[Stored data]
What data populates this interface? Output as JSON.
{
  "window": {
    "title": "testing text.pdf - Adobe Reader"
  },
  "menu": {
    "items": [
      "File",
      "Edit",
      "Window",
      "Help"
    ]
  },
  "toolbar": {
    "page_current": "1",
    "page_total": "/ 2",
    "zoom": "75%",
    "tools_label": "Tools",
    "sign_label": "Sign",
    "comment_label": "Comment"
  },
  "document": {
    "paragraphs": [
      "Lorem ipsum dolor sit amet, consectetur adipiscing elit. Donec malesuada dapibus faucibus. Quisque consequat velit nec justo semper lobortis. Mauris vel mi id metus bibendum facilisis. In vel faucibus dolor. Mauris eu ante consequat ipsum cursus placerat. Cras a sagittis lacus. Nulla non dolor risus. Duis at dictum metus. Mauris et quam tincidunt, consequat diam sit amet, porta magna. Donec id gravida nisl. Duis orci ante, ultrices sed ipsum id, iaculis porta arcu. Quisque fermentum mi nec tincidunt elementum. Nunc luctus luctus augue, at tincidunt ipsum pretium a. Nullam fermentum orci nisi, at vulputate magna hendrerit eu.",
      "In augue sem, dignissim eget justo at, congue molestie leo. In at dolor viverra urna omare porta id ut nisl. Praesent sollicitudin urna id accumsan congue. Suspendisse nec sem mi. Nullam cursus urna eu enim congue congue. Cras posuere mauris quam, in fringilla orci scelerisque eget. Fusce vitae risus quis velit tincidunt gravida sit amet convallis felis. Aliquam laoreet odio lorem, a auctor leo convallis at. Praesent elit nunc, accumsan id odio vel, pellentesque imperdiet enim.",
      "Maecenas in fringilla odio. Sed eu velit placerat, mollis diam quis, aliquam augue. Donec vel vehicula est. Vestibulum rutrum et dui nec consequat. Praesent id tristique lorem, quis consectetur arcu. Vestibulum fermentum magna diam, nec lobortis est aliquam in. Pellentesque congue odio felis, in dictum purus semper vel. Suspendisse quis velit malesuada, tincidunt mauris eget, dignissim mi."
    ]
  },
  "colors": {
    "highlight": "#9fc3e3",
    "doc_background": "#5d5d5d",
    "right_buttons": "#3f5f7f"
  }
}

▸ **Work required**: Copy out every line of the material above that mentions the word "Donec".

▸ **Task output**:
      "Lorem ipsum dolor sit amet, consectetur adipiscing elit. Donec malesuada dapibus faucibus. Quisque consequat velit nec justo semper lobortis. Mauris vel mi id metus bibendum facilisis. In vel faucibus dolor. Mauris eu ante consequat ipsum cursus placerat. Cras a sagittis lacus. Nulla non dolor risus. Duis at dictum metus. Mauris et quam tincidunt, consequat diam sit amet, porta magna. Donec id gravida nisl. Duis orci ante, ultrices sed ipsum id, iaculis porta arcu. Quisque fermentum mi nec tincidunt elementum. Nunc luctus luctus augue, at tincidunt ipsum pretium a. Nullam fermentum orci nisi, at vulputate magna hendrerit eu.",
      "Maecenas in fringilla odio. Sed eu velit placerat, mollis diam quis, aliquam augue. Donec vel vehicula est. Vestibulum rutrum et dui nec consequat. Praesent id tristique lorem, quis consectetur arcu. Vestibulum fermentum magna diam, nec lobortis est aliquam in. Pellentesque congue odio felis, in dictum purus semper vel. Suspendisse quis velit malesuada, tincidunt mauris eget, dignissim mi."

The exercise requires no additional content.